**What is needed:**
With the pictures omitted, write out the entries that follow exactly as they stand.

**Provided data:**
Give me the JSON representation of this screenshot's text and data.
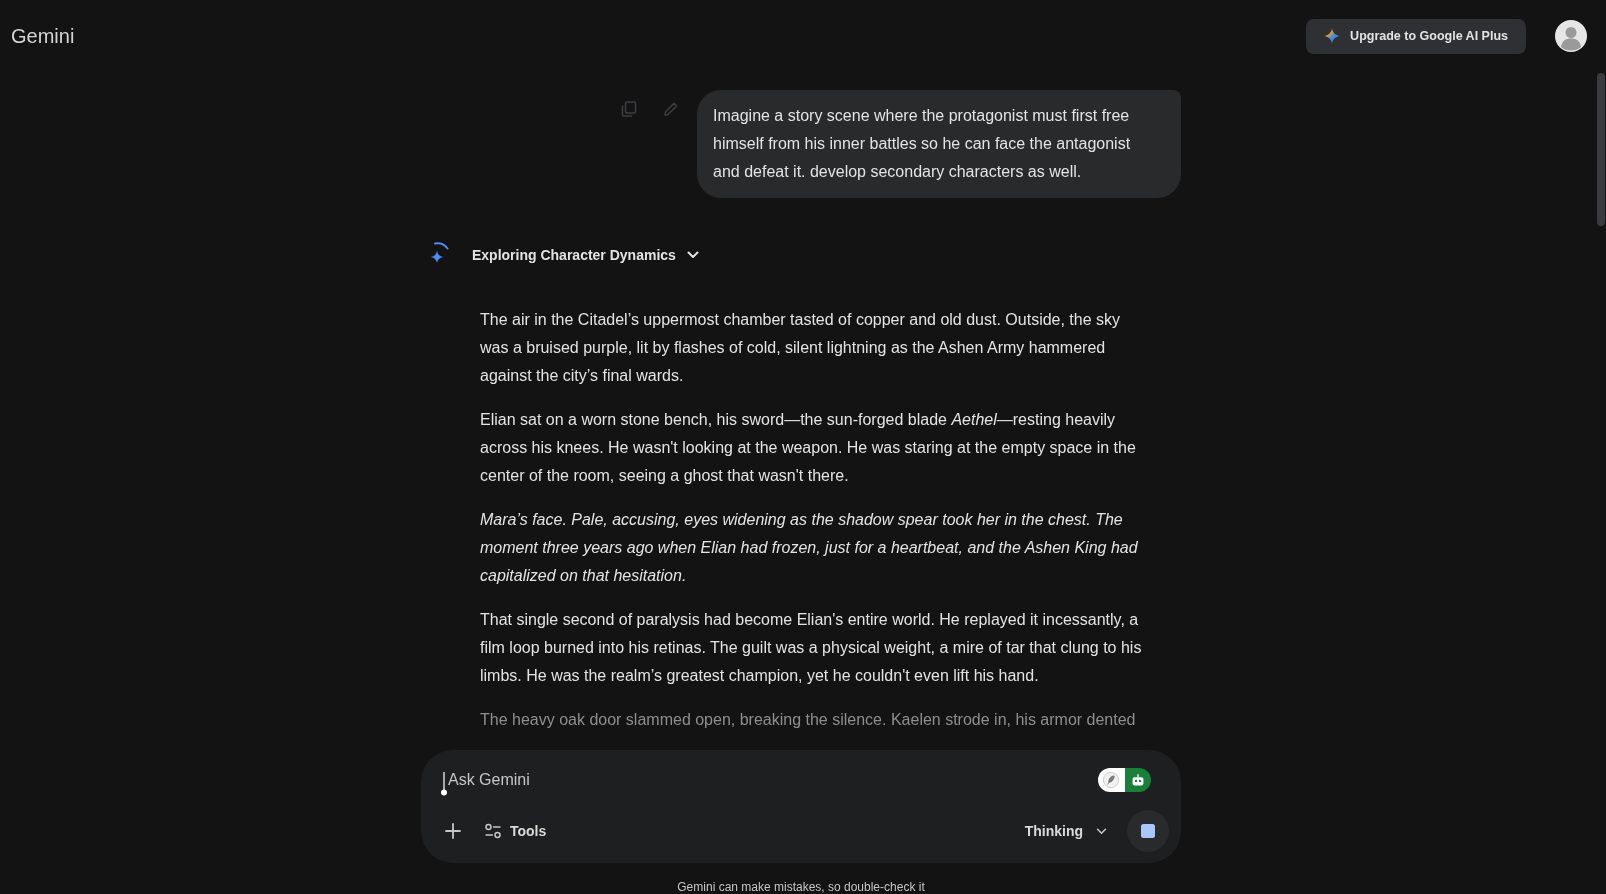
{
  "header": {
    "logo": "Gemini",
    "upgrade_button": "Upgrade to Google AI Plus"
  },
  "conversation": {
    "user_message": "Imagine a story scene where the protagonist must first free himself from his inner battles so he can face the antagonist and defeat it. develop secondary characters as well.",
    "thoughts": {
      "title": "Exploring Character Dynamics",
      "expanded": false
    },
    "paragraphs": [
      {
        "text": "The air in the Citadel’s uppermost chamber tasted of copper and old dust. Outside, the sky was a bruised purple, lit by flashes of cold, silent lightning as the Ashen Army hammered against the city’s final wards.",
        "italic": false,
        "faded": false
      },
      {
        "text": "Elian sat on a worn stone bench, his sword—the sun-forged blade *Aethel*—resting heavily across his knees. He wasn't looking at the weapon. He was staring at the empty space in the center of the room, seeing a ghost that wasn't there.",
        "italic": false,
        "faded": false
      },
      {
        "text": "Mara’s face. Pale, accusing, eyes widening as the shadow spear took her in the chest. The moment three years ago when Elian had frozen, just for a heartbeat, and the Ashen King had capitalized on that hesitation.",
        "italic": true,
        "faded": false
      },
      {
        "text": "That single second of paralysis had become Elian's entire world. He replayed it incessantly, a film loop burned into his retinas. The guilt was a physical weight, a mire of tar that clung to his limbs. He was the realm’s greatest champion, yet he couldn't even lift his hand.",
        "italic": false,
        "faded": false
      },
      {
        "text": "The heavy oak door slammed open, breaking the silence. Kaelen strode in, his armor dented",
        "italic": false,
        "faded": true
      }
    ]
  },
  "composer": {
    "placeholder": "Ask Gemini",
    "tools_label": "Tools",
    "mode": "Thinking"
  },
  "disclaimer": "Gemini can make mistakes, so double-check it"
}
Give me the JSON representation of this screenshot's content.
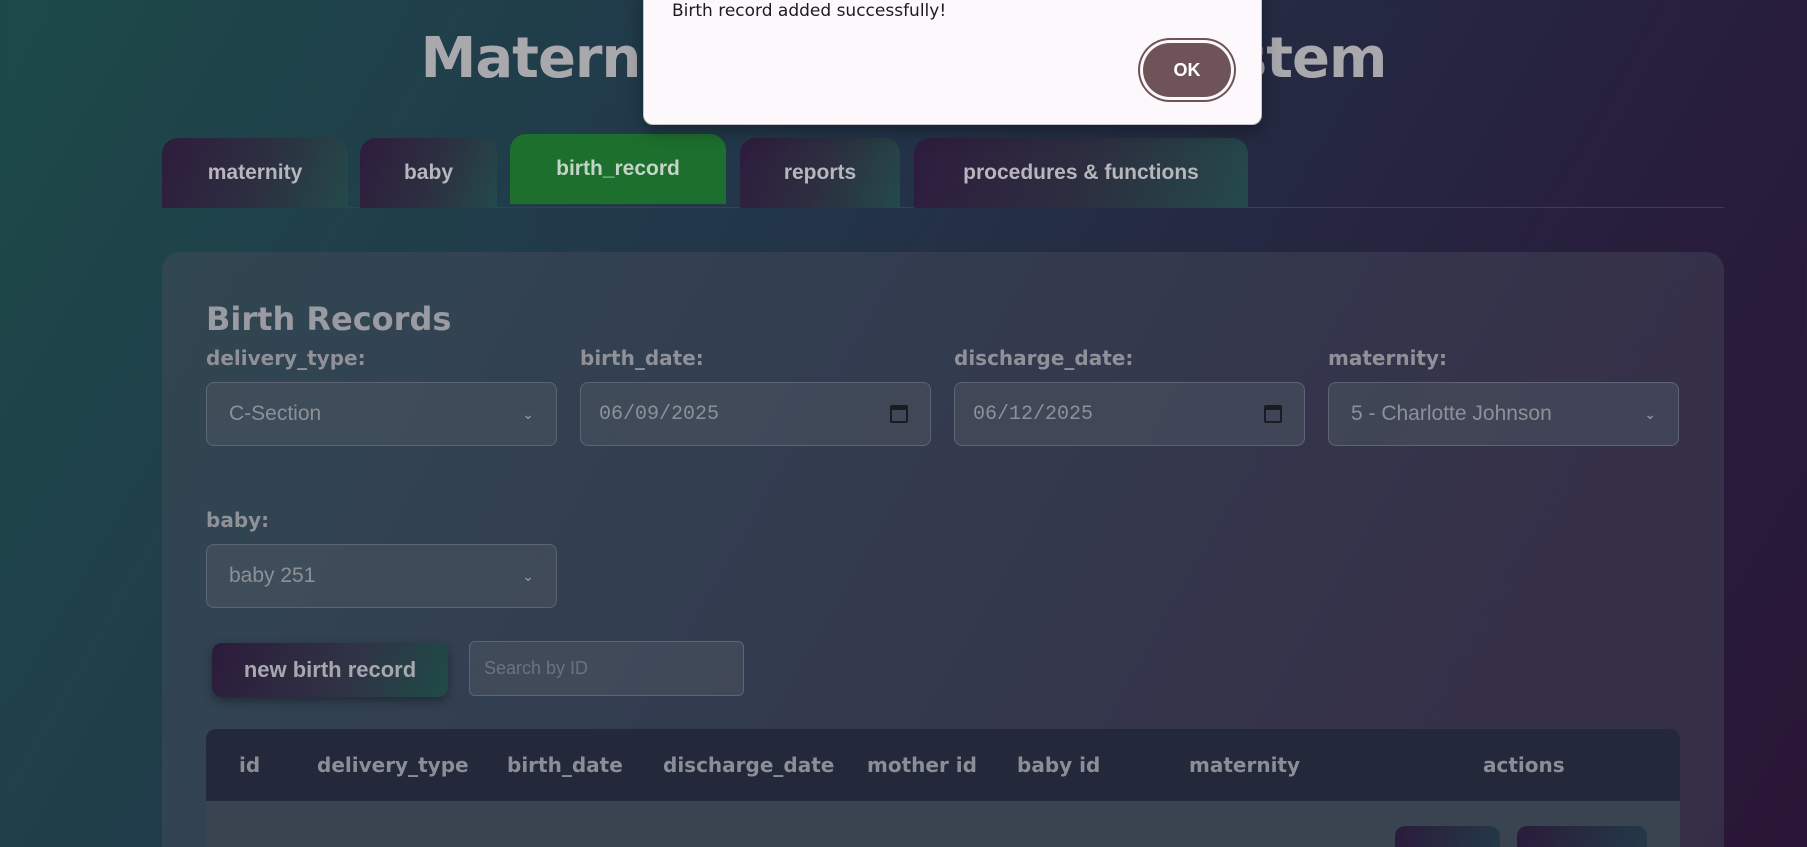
{
  "app": {
    "title": "Maternity Management System"
  },
  "tabs": [
    {
      "label": "maternity"
    },
    {
      "label": "baby"
    },
    {
      "label": "birth_record",
      "active": true
    },
    {
      "label": "reports"
    },
    {
      "label": "procedures & functions"
    }
  ],
  "form": {
    "title": "Birth Records",
    "delivery_type": {
      "label": "delivery_type:",
      "value": "C-Section"
    },
    "birth_date": {
      "label": "birth_date:",
      "value": "06/09/2025"
    },
    "discharge_date": {
      "label": "discharge_date:",
      "value": "06/12/2025"
    },
    "maternity": {
      "label": "maternity:",
      "value": "5 - Charlotte Johnson"
    },
    "baby": {
      "label": "baby:",
      "value": "baby 251"
    },
    "new_button": "new birth record",
    "search_placeholder": "Search by ID"
  },
  "table": {
    "columns": [
      "id",
      "delivery_type",
      "birth_date",
      "discharge_date",
      "mother id",
      "baby id",
      "maternity",
      "actions"
    ]
  },
  "dialog": {
    "message": "Birth record added successfully!",
    "ok_label": "OK"
  },
  "colors": {
    "active_tab": "#1d6f2e",
    "ok_button": "#6e5459"
  },
  "icons": {
    "date_picker": "calendar-icon",
    "select_arrow": "chevron-down-icon"
  }
}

**Final result:**
Give me the JSON representation of this screenshot's text and data.
{
  "header": {
    "logo": "Gemini",
    "upgrade_button": "Upgrade to Google AI Plus"
  },
  "conversation": {
    "user_message": "Imagine a story scene where the protagonist must first free himself from his inner battles so he can face the antagonist and defeat it. develop secondary characters as well.",
    "thoughts": {
      "title": "Exploring Character Dynamics",
      "expanded": false
    },
    "paragraphs": [
      {
        "text": "The air in the Citadel’s uppermost chamber tasted of copper and old dust. Outside, the sky was a bruised purple, lit by flashes of cold, silent lightning as the Ashen Army hammered against the city’s final wards.",
        "italic": false,
        "faded": false
      },
      {
        "text": "Elian sat on a worn stone bench, his sword—the sun-forged blade *Aethel*—resting heavily across his knees. He wasn't looking at the weapon. He was staring at the empty space in the center of the room, seeing a ghost that wasn't there.",
        "italic": false,
        "faded": false
      },
      {
        "text": "Mara’s face. Pale, accusing, eyes widening as the shadow spear took her in the chest. The moment three years ago when Elian had frozen, just for a heartbeat, and the Ashen King had capitalized on that hesitation.",
        "italic": true,
        "faded": false
      },
      {
        "text": "That single second of paralysis had become Elian's entire world. He replayed it incessantly, a film loop burned into his retinas. The guilt was a physical weight, a mire of tar that clung to his limbs. He was the realm’s greatest champion, yet he couldn't even lift his hand.",
        "italic": false,
        "faded": false
      },
      {
        "text": "The heavy oak door slammed open, breaking the silence. Kaelen strode in, his armor dented",
        "italic": false,
        "faded": true
      }
    ]
  },
  "composer": {
    "placeholder": "Ask Gemini",
    "tools_label": "Tools",
    "mode": "Thinking"
  },
  "disclaimer": "Gemini can make mistakes, so double-check it"
}
Give me the JSON representation of this screenshot's content.
{
  "app": {
    "title": "Maternity Management System"
  },
  "tabs": [
    {
      "label": "maternity"
    },
    {
      "label": "baby"
    },
    {
      "label": "birth_record",
      "active": true
    },
    {
      "label": "reports"
    },
    {
      "label": "procedures & functions"
    }
  ],
  "form": {
    "title": "Birth Records",
    "delivery_type": {
      "label": "delivery_type:",
      "value": "C-Section"
    },
    "birth_date": {
      "label": "birth_date:",
      "value": "06/09/2025"
    },
    "discharge_date": {
      "label": "discharge_date:",
      "value": "06/12/2025"
    },
    "maternity": {
      "label": "maternity:",
      "value": "5 - Charlotte Johnson"
    },
    "baby": {
      "label": "baby:",
      "value": "baby 251"
    },
    "new_button": "new birth record",
    "search_placeholder": "Search by ID"
  },
  "table": {
    "columns": [
      "id",
      "delivery_type",
      "birth_date",
      "discharge_date",
      "mother id",
      "baby id",
      "maternity",
      "actions"
    ]
  },
  "dialog": {
    "message": "Birth record added successfully!",
    "ok_label": "OK"
  },
  "colors": {
    "active_tab": "#1d6f2e",
    "ok_button": "#6e5459"
  },
  "icons": {
    "date_picker": "calendar-icon",
    "select_arrow": "chevron-down-icon"
  }
}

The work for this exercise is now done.